#### [Exercise objective]
Rewrite the record lines as a JSON list of strings, one string per line with blank lines left out. Begin at the line that has "attendance-cell <box>288 175 302 190</box>" and stop after the line that has "attendance-cell <box>172 115 186 130</box>".

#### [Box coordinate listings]
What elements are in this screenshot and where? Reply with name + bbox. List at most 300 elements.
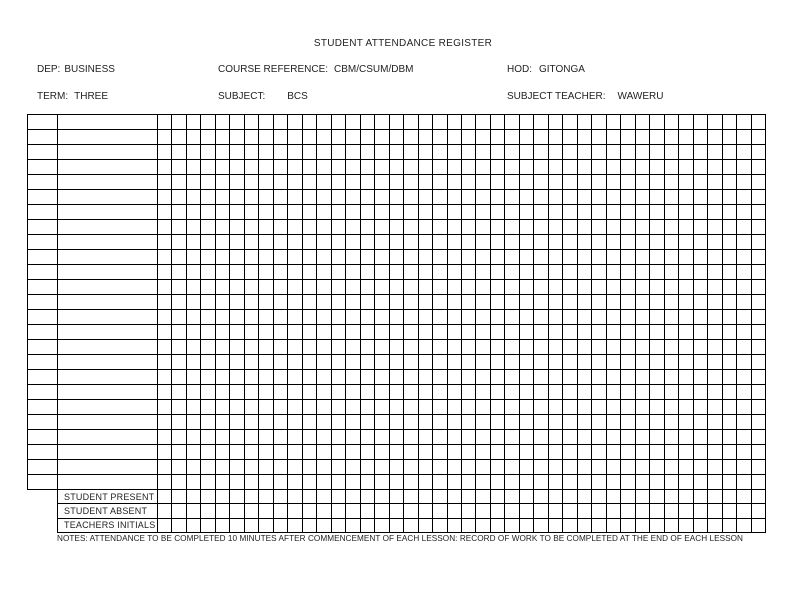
attendance-cell <box>288 175 302 190</box>
summary-cell <box>245 519 259 533</box>
index-cell <box>28 235 58 250</box>
student-name-cell <box>58 190 158 205</box>
attendance-cell <box>592 115 606 130</box>
footer-note: NOTES: ATTENDANCE TO BE COMPLETED 10 MINUTES AFTER COMMENCEMENT OF EACH LESSON: RECORD OF WORK TO BE COMPLETED AT THE END OF EACH LESSON <box>57 534 744 543</box>
attendance-cell <box>476 205 490 220</box>
attendance-cell <box>288 400 302 415</box>
field-course-reference-label: COURSE REFERENCE: <box>218 64 329 75</box>
attendance-cell <box>505 220 519 235</box>
attendance-cell <box>346 175 360 190</box>
attendance-cell <box>201 235 215 250</box>
attendance-cell <box>187 415 201 430</box>
attendance-cell <box>708 370 722 385</box>
attendance-cell <box>549 400 563 415</box>
attendance-cell <box>390 400 404 415</box>
attendance-cell <box>476 115 490 130</box>
attendance-cell <box>505 355 519 370</box>
attendance-cell <box>172 115 186 130</box>
attendance-cell <box>520 445 534 460</box>
attendance-cell <box>737 475 751 490</box>
attendance-cell <box>723 460 737 475</box>
attendance-cell <box>303 265 317 280</box>
attendance-cell <box>274 175 288 190</box>
attendance-cell <box>245 235 259 250</box>
attendance-cell <box>694 220 708 235</box>
attendance-cell <box>708 190 722 205</box>
attendance-cell <box>636 295 650 310</box>
attendance-cell <box>462 340 476 355</box>
summary-cell <box>201 490 215 504</box>
attendance-cell <box>274 475 288 490</box>
student-name-cell <box>58 145 158 160</box>
summary-row-label-text: STUDENT PRESENT <box>64 491 155 502</box>
attendance-cell <box>303 235 317 250</box>
attendance-cell <box>332 385 346 400</box>
attendance-cell <box>752 475 766 490</box>
attendance-cell <box>723 415 737 430</box>
attendance-cell <box>187 445 201 460</box>
attendance-cell <box>361 430 375 445</box>
attendance-cell <box>694 400 708 415</box>
attendance-cell <box>723 340 737 355</box>
attendance-cell <box>563 415 577 430</box>
attendance-cell <box>708 205 722 220</box>
attendance-cell <box>317 310 331 325</box>
attendance-cell <box>288 370 302 385</box>
attendance-cell <box>172 145 186 160</box>
attendance-cell <box>433 400 447 415</box>
attendance-cell <box>549 415 563 430</box>
index-cell <box>28 175 58 190</box>
attendance-cell <box>607 310 621 325</box>
attendance-cell <box>752 340 766 355</box>
attendance-cell <box>346 430 360 445</box>
summary-cell <box>505 519 519 533</box>
attendance-cell <box>723 325 737 340</box>
attendance-cell <box>752 175 766 190</box>
attendance-cell <box>520 250 534 265</box>
attendance-cell <box>549 160 563 175</box>
attendance-cell <box>694 430 708 445</box>
attendance-cell <box>303 250 317 265</box>
attendance-cell <box>694 340 708 355</box>
attendance-cell <box>650 220 664 235</box>
attendance-cell <box>317 205 331 220</box>
attendance-cell <box>636 160 650 175</box>
attendance-grid <box>27 114 766 490</box>
attendance-cell <box>404 175 418 190</box>
attendance-cell <box>303 310 317 325</box>
summary-cell <box>448 490 462 504</box>
attendance-cell <box>563 475 577 490</box>
attendance-cell <box>332 325 346 340</box>
attendance-cell <box>332 205 346 220</box>
attendance-cell <box>665 280 679 295</box>
attendance-cell <box>448 250 462 265</box>
attendance-cell <box>448 355 462 370</box>
attendance-cell <box>172 190 186 205</box>
attendance-cell <box>158 310 172 325</box>
attendance-cell <box>375 310 389 325</box>
field-subject-teacher <box>507 91 663 102</box>
student-name-cell <box>58 160 158 175</box>
attendance-cell <box>404 265 418 280</box>
attendance-cell <box>723 295 737 310</box>
attendance-cell <box>404 415 418 430</box>
attendance-cell <box>723 175 737 190</box>
attendance-cell <box>216 430 230 445</box>
attendance-cell <box>592 235 606 250</box>
attendance-cell <box>549 235 563 250</box>
attendance-cell <box>332 130 346 145</box>
attendance-cell <box>288 265 302 280</box>
attendance-cell <box>346 325 360 340</box>
attendance-cell <box>636 400 650 415</box>
attendance-cell <box>230 250 244 265</box>
summary-cell <box>650 519 664 533</box>
attendance-cell <box>332 340 346 355</box>
summary-cell <box>723 490 737 504</box>
student-name-cell <box>58 445 158 460</box>
attendance-cell <box>303 205 317 220</box>
attendance-cell <box>665 370 679 385</box>
attendance-cell <box>419 340 433 355</box>
attendance-cell <box>549 205 563 220</box>
attendance-cell <box>172 280 186 295</box>
index-cell <box>28 310 58 325</box>
attendance-cell <box>375 340 389 355</box>
attendance-cell <box>679 130 693 145</box>
summary-cell <box>230 490 244 504</box>
attendance-cell <box>505 445 519 460</box>
attendance-cell <box>534 145 548 160</box>
attendance-cell <box>390 220 404 235</box>
attendance-cell <box>216 265 230 280</box>
attendance-cell <box>172 205 186 220</box>
attendance-cell <box>346 385 360 400</box>
attendance-cell <box>245 220 259 235</box>
attendance-cell <box>694 370 708 385</box>
summary-cell <box>332 519 346 533</box>
attendance-cell <box>621 235 635 250</box>
attendance-cell <box>158 430 172 445</box>
attendance-cell <box>607 220 621 235</box>
attendance-cell <box>361 475 375 490</box>
attendance-cell <box>230 370 244 385</box>
attendance-cell <box>346 370 360 385</box>
student-name-cell <box>58 385 158 400</box>
attendance-cell <box>274 115 288 130</box>
field-department-label: DEP: <box>37 64 61 75</box>
attendance-cell <box>419 130 433 145</box>
student-name-cell <box>58 370 158 385</box>
attendance-cell <box>621 145 635 160</box>
student-name-cell <box>58 340 158 355</box>
attendance-cell <box>303 400 317 415</box>
attendance-cell <box>303 385 317 400</box>
attendance-cell <box>361 415 375 430</box>
attendance-cell <box>332 250 346 265</box>
attendance-cell <box>476 145 490 160</box>
field-course-reference <box>218 64 413 75</box>
summary-cell <box>723 519 737 533</box>
index-cell <box>28 130 58 145</box>
attendance-cell <box>187 130 201 145</box>
attendance-cell <box>491 325 505 340</box>
attendance-cell <box>621 190 635 205</box>
attendance-cell <box>433 430 447 445</box>
attendance-cell <box>361 355 375 370</box>
attendance-cell <box>737 280 751 295</box>
attendance-cell <box>505 475 519 490</box>
attendance-cell <box>288 130 302 145</box>
attendance-cell <box>230 385 244 400</box>
attendance-cell <box>172 370 186 385</box>
summary-cell <box>491 519 505 533</box>
attendance-cell <box>491 190 505 205</box>
attendance-cell <box>708 445 722 460</box>
summary-cell <box>288 490 302 504</box>
attendance-cell <box>158 400 172 415</box>
attendance-cell <box>520 160 534 175</box>
attendance-cell <box>274 400 288 415</box>
attendance-cell <box>563 355 577 370</box>
attendance-cell <box>332 445 346 460</box>
attendance-cell <box>274 220 288 235</box>
attendance-cell <box>158 340 172 355</box>
attendance-cell <box>476 280 490 295</box>
attendance-cell <box>201 130 215 145</box>
summary-cell <box>361 490 375 504</box>
attendance-cell <box>476 400 490 415</box>
attendance-cell <box>534 160 548 175</box>
attendance-cell <box>476 235 490 250</box>
attendance-cell <box>708 295 722 310</box>
summary-cell <box>346 490 360 504</box>
summary-cell <box>737 504 751 518</box>
attendance-cell <box>607 415 621 430</box>
attendance-cell <box>578 430 592 445</box>
attendance-cell <box>419 175 433 190</box>
summary-cell <box>375 519 389 533</box>
attendance-cell <box>404 205 418 220</box>
attendance-cell <box>534 190 548 205</box>
attendance-cell <box>404 310 418 325</box>
attendance-cell <box>230 280 244 295</box>
attendance-cell <box>621 175 635 190</box>
attendance-cell <box>665 415 679 430</box>
attendance-cell <box>650 145 664 160</box>
attendance-cell <box>679 430 693 445</box>
attendance-cell <box>448 145 462 160</box>
summary-cell <box>476 504 490 518</box>
attendance-cell <box>563 160 577 175</box>
attendance-cell <box>462 250 476 265</box>
attendance-cell <box>563 325 577 340</box>
attendance-cell <box>665 475 679 490</box>
attendance-cell <box>201 175 215 190</box>
attendance-cell <box>476 175 490 190</box>
attendance-cell <box>592 310 606 325</box>
attendance-cell <box>491 235 505 250</box>
attendance-cell <box>708 415 722 430</box>
attendance-cell <box>216 310 230 325</box>
attendance-cell <box>694 265 708 280</box>
attendance-cell <box>491 400 505 415</box>
attendance-cell <box>216 475 230 490</box>
attendance-cell <box>665 340 679 355</box>
summary-cell <box>665 519 679 533</box>
attendance-cell <box>390 355 404 370</box>
attendance-cell <box>650 160 664 175</box>
attendance-cell <box>303 130 317 145</box>
attendance-cell <box>390 415 404 430</box>
attendance-cell <box>259 385 273 400</box>
attendance-cell <box>520 475 534 490</box>
attendance-cell <box>216 130 230 145</box>
attendance-cell <box>404 145 418 160</box>
attendance-cell <box>375 460 389 475</box>
summary-cell <box>520 504 534 518</box>
attendance-cell <box>534 130 548 145</box>
summary-cell <box>636 519 650 533</box>
attendance-cell <box>549 340 563 355</box>
attendance-cell <box>476 250 490 265</box>
attendance-cell <box>563 370 577 385</box>
attendance-cell <box>433 160 447 175</box>
summary-cell <box>549 519 563 533</box>
attendance-cell <box>737 145 751 160</box>
index-cell <box>28 445 58 460</box>
attendance-cell <box>679 160 693 175</box>
summary-cell <box>158 504 172 518</box>
attendance-cell <box>404 400 418 415</box>
attendance-cell <box>317 445 331 460</box>
attendance-cell <box>419 250 433 265</box>
summary-cell <box>187 519 201 533</box>
attendance-cell <box>549 460 563 475</box>
attendance-cell <box>549 445 563 460</box>
attendance-cell <box>592 475 606 490</box>
attendance-cell <box>259 415 273 430</box>
attendance-cell <box>201 280 215 295</box>
attendance-cell <box>723 235 737 250</box>
attendance-cell <box>563 430 577 445</box>
attendance-cell <box>404 190 418 205</box>
attendance-cell <box>534 280 548 295</box>
attendance-cell <box>708 355 722 370</box>
attendance-cell <box>723 400 737 415</box>
attendance-cell <box>462 310 476 325</box>
attendance-cell <box>361 340 375 355</box>
attendance-cell <box>404 355 418 370</box>
summary-cell <box>462 519 476 533</box>
attendance-cell <box>621 310 635 325</box>
attendance-cell <box>332 145 346 160</box>
attendance-cell <box>317 475 331 490</box>
attendance-cell <box>158 475 172 490</box>
attendance-cell <box>404 445 418 460</box>
attendance-cell <box>578 355 592 370</box>
attendance-cell <box>216 340 230 355</box>
attendance-cell <box>332 280 346 295</box>
attendance-cell <box>245 430 259 445</box>
field-subject <box>218 91 308 102</box>
attendance-cell <box>448 460 462 475</box>
student-name-cell <box>58 130 158 145</box>
attendance-cell <box>419 145 433 160</box>
summary-cell <box>752 519 766 533</box>
attendance-cell <box>737 190 751 205</box>
attendance-cell <box>274 250 288 265</box>
attendance-cell <box>505 160 519 175</box>
attendance-cell <box>636 190 650 205</box>
attendance-cell <box>476 325 490 340</box>
summary-cell <box>607 519 621 533</box>
attendance-cell <box>621 385 635 400</box>
summary-cell <box>621 504 635 518</box>
attendance-cell <box>665 445 679 460</box>
attendance-cell <box>433 190 447 205</box>
attendance-cell <box>274 430 288 445</box>
attendance-cell <box>172 175 186 190</box>
attendance-cell <box>201 220 215 235</box>
attendance-cell <box>404 160 418 175</box>
attendance-cell <box>621 460 635 475</box>
attendance-cell <box>404 325 418 340</box>
attendance-cell <box>288 190 302 205</box>
attendance-cell <box>650 175 664 190</box>
attendance-cell <box>390 250 404 265</box>
attendance-cell <box>303 340 317 355</box>
attendance-cell <box>607 385 621 400</box>
attendance-cell <box>752 430 766 445</box>
attendance-cell <box>390 385 404 400</box>
attendance-cell <box>288 160 302 175</box>
attendance-cell <box>621 340 635 355</box>
attendance-cell <box>563 130 577 145</box>
summary-cell <box>752 504 766 518</box>
attendance-cell <box>578 145 592 160</box>
attendance-cell <box>332 220 346 235</box>
attendance-cell <box>665 160 679 175</box>
attendance-cell <box>607 400 621 415</box>
attendance-cell <box>650 250 664 265</box>
attendance-cell <box>404 220 418 235</box>
attendance-cell <box>621 445 635 460</box>
attendance-cell <box>158 190 172 205</box>
attendance-cell <box>462 265 476 280</box>
attendance-cell <box>679 235 693 250</box>
attendance-cell <box>650 115 664 130</box>
summary-cell <box>245 504 259 518</box>
summary-cell <box>592 490 606 504</box>
attendance-cell <box>708 340 722 355</box>
attendance-cell <box>274 235 288 250</box>
attendance-cell <box>607 130 621 145</box>
attendance-cell <box>650 295 664 310</box>
attendance-cell <box>679 460 693 475</box>
attendance-cell <box>752 385 766 400</box>
attendance-cell <box>520 145 534 160</box>
attendance-cell <box>752 235 766 250</box>
attendance-cell <box>274 295 288 310</box>
attendance-cell <box>375 145 389 160</box>
attendance-cell <box>201 460 215 475</box>
attendance-cell <box>259 130 273 145</box>
attendance-cell <box>650 325 664 340</box>
attendance-cell <box>346 235 360 250</box>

#### [Exercise solution]
[
  "attendance-cell <box>288 175 302 190</box>",
  "summary-cell <box>245 519 259 533</box>",
  "index-cell <box>28 235 58 250</box>",
  "student-name-cell <box>58 190 158 205</box>",
  "attendance-cell <box>592 115 606 130</box>",
  "footer-note: NOTES: ATTENDANCE TO BE COMPLETED 10 MINUTES AFTER COMMENCEMENT OF EACH LESSON: RECORD OF WORK TO BE COMPLETED AT THE END OF EACH LESSON <box>57 534 744 543</box>",
  "attendance-cell <box>476 205 490 220</box>",
  "attendance-cell <box>288 400 302 415</box>",
  "field-course-reference-label: COURSE REFERENCE: <box>218 64 329 75</box>",
  "attendance-cell <box>505 220 519 235</box>",
  "attendance-cell <box>346 175 360 190</box>",
  "attendance-cell <box>201 235 215 250</box>",
  "attendance-cell <box>187 415 201 430</box>",
  "attendance-cell <box>708 370 722 385</box>",
  "attendance-cell <box>549 400 563 415</box>",
  "attendance-cell <box>390 400 404 415</box>",
  "attendance-cell <box>476 115 490 130</box>",
  "attendance-cell <box>505 355 519 370</box>",
  "attendance-cell <box>172 115 186 130</box>"
]